## ITEMS
++++++
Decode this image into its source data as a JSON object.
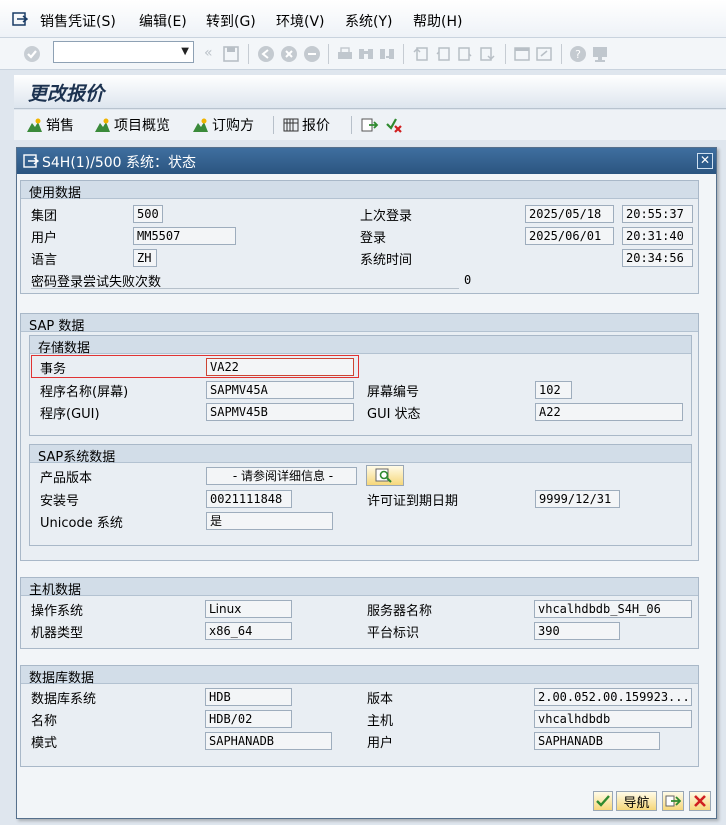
{
  "menu": {
    "items": [
      "销售凭证(S)",
      "编辑(E)",
      "转到(G)",
      "环境(V)",
      "系统(Y)",
      "帮助(H)"
    ]
  },
  "command_field": {
    "value": ""
  },
  "screen_title": "更改报价",
  "app_toolbar": {
    "sales": "销售",
    "item_overview": "项目概览",
    "sold_to_party": "订购方",
    "quotation": "报价"
  },
  "dialog": {
    "title": "S4H(1)/500 系统：状态",
    "usage": {
      "header": "使用数据",
      "client_label": "集团",
      "client_value": "500",
      "user_label": "用户",
      "user_value": "MM5507",
      "language_label": "语言",
      "language_value": "ZH",
      "failed_label": "密码登录尝试失败次数",
      "failed_value": "0",
      "last_logon_label": "上次登录",
      "last_logon_date": "2025/05/18",
      "last_logon_time": "20:55:37",
      "logon_label": "登录",
      "logon_date": "2025/06/01",
      "logon_time": "20:31:40",
      "system_time_label": "系统时间",
      "system_time": "20:34:56"
    },
    "sap": {
      "header": "SAP 数据",
      "repository": {
        "header": "存储数据",
        "transaction_label": "事务",
        "transaction_value": "VA22",
        "program_screen_label": "程序名称(屏幕)",
        "program_screen_value": "SAPMV45A",
        "screen_number_label": "屏幕编号",
        "screen_number_value": "102",
        "program_gui_label": "程序(GUI)",
        "program_gui_value": "SAPMV45B",
        "gui_status_label": "GUI 状态",
        "gui_status_value": "A22"
      },
      "system": {
        "header": "SAP系统数据",
        "product_version_label": "产品版本",
        "product_version_value": "- 请参阅详细信息 -",
        "installation_label": "安装号",
        "installation_value": "0021111848",
        "license_expiry_label": "许可证到期日期",
        "license_expiry_value": "9999/12/31",
        "unicode_label": "Unicode 系统",
        "unicode_value": "是"
      }
    },
    "host": {
      "header": "主机数据",
      "os_label": "操作系统",
      "os_value": "Linux",
      "server_label": "服务器名称",
      "server_value": "vhcalhdbdb_S4H_06",
      "machine_label": "机器类型",
      "machine_value": "x86_64",
      "platform_label": "平台标识",
      "platform_value": "390"
    },
    "database": {
      "header": "数据库数据",
      "system_label": "数据库系统",
      "system_value": "HDB",
      "version_label": "版本",
      "version_value": "2.00.052.00.159923...",
      "name_label": "名称",
      "name_value": "HDB/02",
      "host_label": "主机",
      "host_value": "vhcalhdbdb",
      "schema_label": "模式",
      "schema_value": "SAPHANADB",
      "user_label": "用户",
      "user_value": "SAPHANADB"
    },
    "navigation_button": "导航"
  },
  "colors": {
    "dialog_header": "#2b5580",
    "highlight_border": "#e03333",
    "group_header": "#d2dde8",
    "field_border": "#9eadbd"
  }
}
++++++
## EXERCISE OBJECTIVE
Print the entries above exactly, taking out only the pictures.

## SOLUTION FOR THIS TASK
Decode this image into its source data as a JSON object.
{
  "menu": {
    "items": [
      "销售凭证(S)",
      "编辑(E)",
      "转到(G)",
      "环境(V)",
      "系统(Y)",
      "帮助(H)"
    ]
  },
  "command_field": {
    "value": ""
  },
  "screen_title": "更改报价",
  "app_toolbar": {
    "sales": "销售",
    "item_overview": "项目概览",
    "sold_to_party": "订购方",
    "quotation": "报价"
  },
  "dialog": {
    "title": "S4H(1)/500 系统：状态",
    "usage": {
      "header": "使用数据",
      "client_label": "集团",
      "client_value": "500",
      "user_label": "用户",
      "user_value": "MM5507",
      "language_label": "语言",
      "language_value": "ZH",
      "failed_label": "密码登录尝试失败次数",
      "failed_value": "0",
      "last_logon_label": "上次登录",
      "last_logon_date": "2025/05/18",
      "last_logon_time": "20:55:37",
      "logon_label": "登录",
      "logon_date": "2025/06/01",
      "logon_time": "20:31:40",
      "system_time_label": "系统时间",
      "system_time": "20:34:56"
    },
    "sap": {
      "header": "SAP 数据",
      "repository": {
        "header": "存储数据",
        "transaction_label": "事务",
        "transaction_value": "VA22",
        "program_screen_label": "程序名称(屏幕)",
        "program_screen_value": "SAPMV45A",
        "screen_number_label": "屏幕编号",
        "screen_number_value": "102",
        "program_gui_label": "程序(GUI)",
        "program_gui_value": "SAPMV45B",
        "gui_status_label": "GUI 状态",
        "gui_status_value": "A22"
      },
      "system": {
        "header": "SAP系统数据",
        "product_version_label": "产品版本",
        "product_version_value": "- 请参阅详细信息 -",
        "installation_label": "安装号",
        "installation_value": "0021111848",
        "license_expiry_label": "许可证到期日期",
        "license_expiry_value": "9999/12/31",
        "unicode_label": "Unicode 系统",
        "unicode_value": "是"
      }
    },
    "host": {
      "header": "主机数据",
      "os_label": "操作系统",
      "os_value": "Linux",
      "server_label": "服务器名称",
      "server_value": "vhcalhdbdb_S4H_06",
      "machine_label": "机器类型",
      "machine_value": "x86_64",
      "platform_label": "平台标识",
      "platform_value": "390"
    },
    "database": {
      "header": "数据库数据",
      "system_label": "数据库系统",
      "system_value": "HDB",
      "version_label": "版本",
      "version_value": "2.00.052.00.159923...",
      "name_label": "名称",
      "name_value": "HDB/02",
      "host_label": "主机",
      "host_value": "vhcalhdbdb",
      "schema_label": "模式",
      "schema_value": "SAPHANADB",
      "user_label": "用户",
      "user_value": "SAPHANADB"
    },
    "navigation_button": "导航"
  },
  "colors": {
    "dialog_header": "#2b5580",
    "highlight_border": "#e03333",
    "group_header": "#d2dde8",
    "field_border": "#9eadbd"
  }
}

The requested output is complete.